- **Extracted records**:

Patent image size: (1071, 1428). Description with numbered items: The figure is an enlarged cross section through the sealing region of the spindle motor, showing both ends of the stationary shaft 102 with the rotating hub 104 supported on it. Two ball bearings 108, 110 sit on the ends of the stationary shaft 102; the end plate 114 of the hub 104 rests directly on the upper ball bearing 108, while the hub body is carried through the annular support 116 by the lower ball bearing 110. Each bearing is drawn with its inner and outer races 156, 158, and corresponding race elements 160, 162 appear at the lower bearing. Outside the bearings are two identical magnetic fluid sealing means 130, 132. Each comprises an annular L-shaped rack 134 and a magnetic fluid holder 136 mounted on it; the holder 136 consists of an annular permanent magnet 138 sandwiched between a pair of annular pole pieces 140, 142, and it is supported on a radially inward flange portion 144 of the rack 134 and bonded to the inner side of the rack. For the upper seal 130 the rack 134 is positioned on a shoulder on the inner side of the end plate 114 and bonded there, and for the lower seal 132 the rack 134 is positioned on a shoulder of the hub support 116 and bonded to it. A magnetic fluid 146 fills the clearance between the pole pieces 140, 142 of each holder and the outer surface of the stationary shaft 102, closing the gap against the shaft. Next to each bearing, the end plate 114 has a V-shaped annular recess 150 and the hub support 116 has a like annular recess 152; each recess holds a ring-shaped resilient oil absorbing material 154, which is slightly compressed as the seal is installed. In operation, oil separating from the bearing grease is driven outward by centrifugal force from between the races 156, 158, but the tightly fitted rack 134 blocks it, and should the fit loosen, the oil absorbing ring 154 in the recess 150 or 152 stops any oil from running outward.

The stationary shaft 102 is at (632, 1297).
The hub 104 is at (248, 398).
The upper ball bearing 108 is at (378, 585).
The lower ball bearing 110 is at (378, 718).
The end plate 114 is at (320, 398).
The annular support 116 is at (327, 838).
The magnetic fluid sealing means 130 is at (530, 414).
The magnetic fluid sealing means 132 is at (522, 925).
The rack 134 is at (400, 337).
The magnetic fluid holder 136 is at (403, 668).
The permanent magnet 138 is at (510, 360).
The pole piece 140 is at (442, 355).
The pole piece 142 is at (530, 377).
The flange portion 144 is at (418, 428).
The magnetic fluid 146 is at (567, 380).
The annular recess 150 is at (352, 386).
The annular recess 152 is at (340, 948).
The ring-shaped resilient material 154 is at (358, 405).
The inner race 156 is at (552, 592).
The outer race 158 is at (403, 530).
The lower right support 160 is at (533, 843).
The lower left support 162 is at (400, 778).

- **The task**:
Copy every line of the items above word for word, without changing anything.

- **Written answer**:
Patent image size: (1071, 1428). Description with numbered items: The figure is an enlarged cross section through the sealing region of the spindle motor, showing both ends of the stationary shaft 102 with the rotating hub 104 supported on it. Two ball bearings 108, 110 sit on the ends of the stationary shaft 102; the end plate 114 of the hub 104 rests directly on the upper ball bearing 108, while the hub body is carried through the annular support 116 by the lower ball bearing 110. Each bearing is drawn with its inner and outer races 156, 158, and corresponding race elements 160, 162 appear at the lower bearing. Outside the bearings are two identical magnetic fluid sealing means 130, 132. Each comprises an annular L-shaped rack 134 and a magnetic fluid holder 136 mounted on it; the holder 136 consists of an annular permanent magnet 138 sandwiched between a pair of annular pole pieces 140, 142, and it is supported on a radially inward flange portion 144 of the rack 134 and bonded to the inner side of the rack. For the upper seal 130 the rack 134 is positioned on a shoulder on the inner side of the end plate 114 and bonded there, and for the lower seal 132 the rack 134 is positioned on a shoulder of the hub support 116 and bonded to it. A magnetic fluid 146 fills the clearance between the pole pieces 140, 142 of each holder and the outer surface of the stationary shaft 102, closing the gap against the shaft. Next to each bearing, the end plate 114 has a V-shaped annular recess 150 and the hub support 116 has a like annular recess 152; each recess holds a ring-shaped resilient oil absorbing material 154, which is slightly compressed as the seal is installed. In operation, oil separating from the bearing grease is driven outward by centrifugal force from between the races 156, 158, but the tightly fitted rack 134 blocks it, and should the fit loosen, the oil absorbing ring 154 in the recess 150 or 152 stops any oil from running outward.

The stationary shaft 102 is at (632, 1297).
The hub 104 is at (248, 398).
The upper ball bearing 108 is at (378, 585).
The lower ball bearing 110 is at (378, 718).
The end plate 114 is at (320, 398).
The annular support 116 is at (327, 838).
The magnetic fluid sealing means 130 is at (530, 414).
The magnetic fluid sealing means 132 is at (522, 925).
The rack 134 is at (400, 337).
The magnetic fluid holder 136 is at (403, 668).
The permanent magnet 138 is at (510, 360).
The pole piece 140 is at (442, 355).
The pole piece 142 is at (530, 377).
The flange portion 144 is at (418, 428).
The magnetic fluid 146 is at (567, 380).
The annular recess 150 is at (352, 386).
The annular recess 152 is at (340, 948).
The ring-shaped resilient material 154 is at (358, 405).
The inner race 156 is at (552, 592).
The outer race 158 is at (403, 530).
The lower right support 160 is at (533, 843).
The lower left support 162 is at (400, 778).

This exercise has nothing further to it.